Return all the data below as it stands, minus the pictures.

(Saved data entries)
## Start
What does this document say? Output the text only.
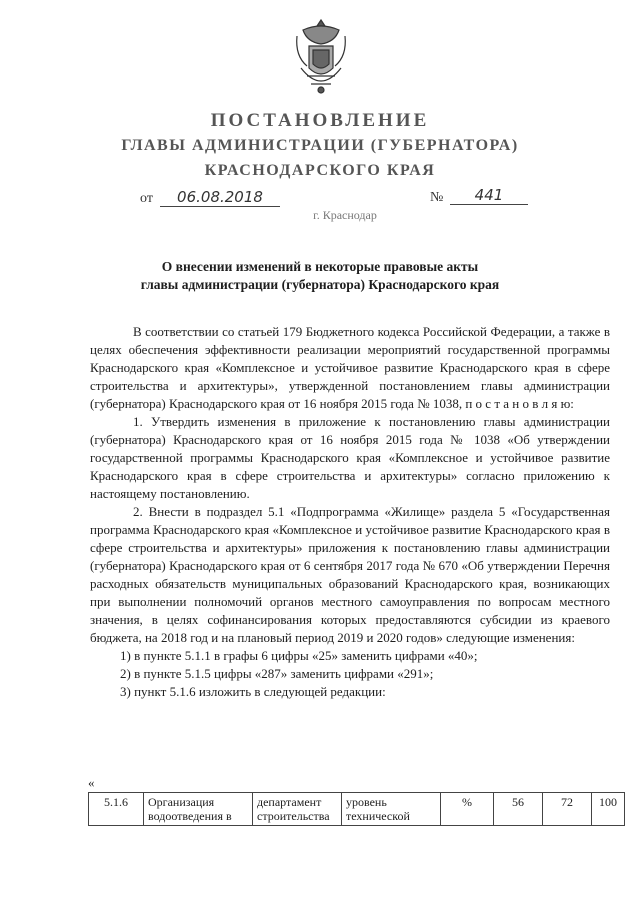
ПОСТАНОВЛЕНИЕ
ГЛАВЫ АДМИНИСТРАЦИИ (ГУБЕРНАТОРА)
КРАСНОДАРСКОГО КРАЯ
от	06.08.2018	№	441
г. Краснодар
О внесении изменений в некоторые правовые акты
главы администрации (губернатора) Краснодарского края

В соответствии со статьей 179 Бюджетного кодекса Российской Федерации, а также в целях обеспечения эффективности реализации мероприятий государственной программы Краснодарского края «Комплексное и устойчивое развитие Краснодарского края в сфере строительства и архитектуры», утвержденной постановлением главы администрации (губернатора) Краснодарского края от 16 ноября 2015 года № 1038, п о с т а н о в л я ю:

1. Утвердить изменения в приложение к постановлению главы администрации (губернатора) Краснодарского края от 16 ноября 2015 года № 1038 «Об утверждении государственной программы Краснодарского края «Комплексное и устойчивое развитие Краснодарского края в сфере строительства и архитектуры» согласно приложению к настоящему постановлению.

2. Внести в подраздел 5.1 «Подпрограмма «Жилище» раздела 5 «Государственная программа Краснодарского края «Комплексное и устойчивое развитие Краснодарского края в сфере строительства и архитектуры» приложения к постановлению главы администрации (губернатора) Краснодарского края от 6 сентября 2017 года № 670 «Об утверждении Перечня расходных обязательств муниципальных образований Краснодарского края, возникающих при выполнении полномочий органов местного самоуправления по вопросам местного значения, в целях софинансирования которых предоставляются субсидии из краевого бюджета, на 2018 год и на плановый период 2019 и 2020 годов» следующие изменения:

1) в пункте 5.1.1 в графы 6 цифры «25» заменить цифрами «40»;

2) в пункте 5.1.5 цифры «287» заменить цифрами «291»;

3) пункт 5.1.6 изложить в следующей редакции:

«
5.1.6	Организация водоотведения в	департамент строительства	уровень технической	%	56	72	100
## End
**ANSWER FOR THE TASK**
What does this document say? Output the text only.
ПОСТАНОВЛЕНИЕ
ГЛАВЫ АДМИНИСТРАЦИИ (ГУБЕРНАТОРА)
КРАСНОДАРСКОГО КРАЯ
от	06.08.2018	№	441
г. Краснодар
О внесении изменений в некоторые правовые акты
главы администрации (губернатора) Краснодарского края

В соответствии со статьей 179 Бюджетного кодекса Российской Федерации, а также в целях обеспечения эффективности реализации мероприятий государственной программы Краснодарского края «Комплексное и устойчивое развитие Краснодарского края в сфере строительства и архитектуры», утвержденной постановлением главы администрации (губернатора) Краснодарского края от 16 ноября 2015 года № 1038, п о с т а н о в л я ю:

1. Утвердить изменения в приложение к постановлению главы администрации (губернатора) Краснодарского края от 16 ноября 2015 года № 1038 «Об утверждении государственной программы Краснодарского края «Комплексное и устойчивое развитие Краснодарского края в сфере строительства и архитектуры» согласно приложению к настоящему постановлению.

2. Внести в подраздел 5.1 «Подпрограмма «Жилище» раздела 5 «Государственная программа Краснодарского края «Комплексное и устойчивое развитие Краснодарского края в сфере строительства и архитектуры» приложения к постановлению главы администрации (губернатора) Краснодарского края от 6 сентября 2017 года № 670 «Об утверждении Перечня расходных обязательств муниципальных образований Краснодарского края, возникающих при выполнении полномочий органов местного самоуправления по вопросам местного значения, в целях софинансирования которых предоставляются субсидии из краевого бюджета, на 2018 год и на плановый период 2019 и 2020 годов» следующие изменения:

1) в пункте 5.1.1 в графы 6 цифры «25» заменить цифрами «40»;

2) в пункте 5.1.5 цифры «287» заменить цифрами «291»;

3) пункт 5.1.6 изложить в следующей редакции:

«
5.1.6	Организация водоотведения в	департамент строительства	уровень технической	%	56	72	100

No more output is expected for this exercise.